What to work on: Copy the data word for word, keeping every line.

──────── Task input ────────

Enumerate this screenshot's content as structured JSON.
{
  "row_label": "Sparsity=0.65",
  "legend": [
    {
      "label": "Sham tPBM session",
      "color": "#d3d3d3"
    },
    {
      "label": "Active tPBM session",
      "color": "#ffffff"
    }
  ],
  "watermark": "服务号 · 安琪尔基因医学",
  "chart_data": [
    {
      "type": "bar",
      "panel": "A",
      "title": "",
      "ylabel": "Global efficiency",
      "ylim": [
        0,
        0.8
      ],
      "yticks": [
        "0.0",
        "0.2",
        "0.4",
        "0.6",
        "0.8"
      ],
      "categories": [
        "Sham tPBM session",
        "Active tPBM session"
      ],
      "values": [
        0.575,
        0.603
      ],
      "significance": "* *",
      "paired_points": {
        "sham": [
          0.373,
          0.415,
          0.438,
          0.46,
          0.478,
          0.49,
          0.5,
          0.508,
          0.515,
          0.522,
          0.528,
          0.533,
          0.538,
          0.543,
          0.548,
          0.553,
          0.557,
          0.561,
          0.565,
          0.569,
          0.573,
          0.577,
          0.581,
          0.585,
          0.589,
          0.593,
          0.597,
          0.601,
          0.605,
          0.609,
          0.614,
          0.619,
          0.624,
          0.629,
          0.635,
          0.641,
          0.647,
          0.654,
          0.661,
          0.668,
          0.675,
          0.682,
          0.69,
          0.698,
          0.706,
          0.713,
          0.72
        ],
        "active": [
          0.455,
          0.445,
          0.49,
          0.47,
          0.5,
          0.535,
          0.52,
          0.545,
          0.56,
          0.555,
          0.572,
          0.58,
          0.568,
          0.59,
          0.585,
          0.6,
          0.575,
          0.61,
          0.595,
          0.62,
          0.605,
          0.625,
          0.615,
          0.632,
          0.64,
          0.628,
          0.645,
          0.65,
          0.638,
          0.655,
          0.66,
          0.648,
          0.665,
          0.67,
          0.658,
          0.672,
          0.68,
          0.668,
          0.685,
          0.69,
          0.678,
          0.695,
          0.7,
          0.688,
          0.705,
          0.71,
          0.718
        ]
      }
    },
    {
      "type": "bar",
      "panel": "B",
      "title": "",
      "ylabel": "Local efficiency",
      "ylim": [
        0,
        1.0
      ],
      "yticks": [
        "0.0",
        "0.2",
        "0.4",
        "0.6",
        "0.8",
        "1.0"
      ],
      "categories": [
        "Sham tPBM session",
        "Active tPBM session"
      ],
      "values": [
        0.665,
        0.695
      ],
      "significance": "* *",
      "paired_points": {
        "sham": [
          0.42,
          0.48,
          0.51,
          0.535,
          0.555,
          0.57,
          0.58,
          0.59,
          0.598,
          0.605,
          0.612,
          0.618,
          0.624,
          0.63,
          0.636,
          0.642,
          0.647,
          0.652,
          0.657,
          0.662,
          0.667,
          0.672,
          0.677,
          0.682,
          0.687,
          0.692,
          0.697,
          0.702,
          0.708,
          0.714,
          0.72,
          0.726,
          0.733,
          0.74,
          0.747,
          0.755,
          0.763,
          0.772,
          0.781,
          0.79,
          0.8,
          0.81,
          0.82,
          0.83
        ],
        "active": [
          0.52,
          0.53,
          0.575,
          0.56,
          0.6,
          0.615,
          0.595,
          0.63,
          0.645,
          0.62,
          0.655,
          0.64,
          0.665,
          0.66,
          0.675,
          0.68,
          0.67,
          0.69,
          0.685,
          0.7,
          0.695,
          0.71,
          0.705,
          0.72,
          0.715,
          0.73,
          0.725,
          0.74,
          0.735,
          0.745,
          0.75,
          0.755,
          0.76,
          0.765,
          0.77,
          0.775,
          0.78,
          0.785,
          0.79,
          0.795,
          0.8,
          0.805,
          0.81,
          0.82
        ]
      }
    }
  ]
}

────────

Result for this exercise:
Enumerate this screenshot's content as structured JSON.
{
  "row_label": "Sparsity=0.65",
  "legend": [
    {
      "label": "Sham tPBM session",
      "color": "#d3d3d3"
    },
    {
      "label": "Active tPBM session",
      "color": "#ffffff"
    }
  ],
  "watermark": "服务号 · 安琪尔基因医学",
  "chart_data": [
    {
      "type": "bar",
      "panel": "A",
      "title": "",
      "ylabel": "Global efficiency",
      "ylim": [
        0,
        0.8
      ],
      "yticks": [
        "0.0",
        "0.2",
        "0.4",
        "0.6",
        "0.8"
      ],
      "categories": [
        "Sham tPBM session",
        "Active tPBM session"
      ],
      "values": [
        0.575,
        0.603
      ],
      "significance": "* *",
      "paired_points": {
        "sham": [
          0.373,
          0.415,
          0.438,
          0.46,
          0.478,
          0.49,
          0.5,
          0.508,
          0.515,
          0.522,
          0.528,
          0.533,
          0.538,
          0.543,
          0.548,
          0.553,
          0.557,
          0.561,
          0.565,
          0.569,
          0.573,
          0.577,
          0.581,
          0.585,
          0.589,
          0.593,
          0.597,
          0.601,
          0.605,
          0.609,
          0.614,
          0.619,
          0.624,
          0.629,
          0.635,
          0.641,
          0.647,
          0.654,
          0.661,
          0.668,
          0.675,
          0.682,
          0.69,
          0.698,
          0.706,
          0.713,
          0.72
        ],
        "active": [
          0.455,
          0.445,
          0.49,
          0.47,
          0.5,
          0.535,
          0.52,
          0.545,
          0.56,
          0.555,
          0.572,
          0.58,
          0.568,
          0.59,
          0.585,
          0.6,
          0.575,
          0.61,
          0.595,
          0.62,
          0.605,
          0.625,
          0.615,
          0.632,
          0.64,
          0.628,
          0.645,
          0.65,
          0.638,
          0.655,
          0.66,
          0.648,
          0.665,
          0.67,
          0.658,
          0.672,
          0.68,
          0.668,
          0.685,
          0.69,
          0.678,
          0.695,
          0.7,
          0.688,
          0.705,
          0.71,
          0.718
        ]
      }
    },
    {
      "type": "bar",
      "panel": "B",
      "title": "",
      "ylabel": "Local efficiency",
      "ylim": [
        0,
        1.0
      ],
      "yticks": [
        "0.0",
        "0.2",
        "0.4",
        "0.6",
        "0.8",
        "1.0"
      ],
      "categories": [
        "Sham tPBM session",
        "Active tPBM session"
      ],
      "values": [
        0.665,
        0.695
      ],
      "significance": "* *",
      "paired_points": {
        "sham": [
          0.42,
          0.48,
          0.51,
          0.535,
          0.555,
          0.57,
          0.58,
          0.59,
          0.598,
          0.605,
          0.612,
          0.618,
          0.624,
          0.63,
          0.636,
          0.642,
          0.647,
          0.652,
          0.657,
          0.662,
          0.667,
          0.672,
          0.677,
          0.682,
          0.687,
          0.692,
          0.697,
          0.702,
          0.708,
          0.714,
          0.72,
          0.726,
          0.733,
          0.74,
          0.747,
          0.755,
          0.763,
          0.772,
          0.781,
          0.79,
          0.8,
          0.81,
          0.82,
          0.83
        ],
        "active": [
          0.52,
          0.53,
          0.575,
          0.56,
          0.6,
          0.615,
          0.595,
          0.63,
          0.645,
          0.62,
          0.655,
          0.64,
          0.665,
          0.66,
          0.675,
          0.68,
          0.67,
          0.69,
          0.685,
          0.7,
          0.695,
          0.71,
          0.705,
          0.72,
          0.715,
          0.73,
          0.725,
          0.74,
          0.735,
          0.745,
          0.75,
          0.755,
          0.76,
          0.765,
          0.77,
          0.775,
          0.78,
          0.785,
          0.79,
          0.795,
          0.8,
          0.805,
          0.81,
          0.82
        ]
      }
    }
  ]
}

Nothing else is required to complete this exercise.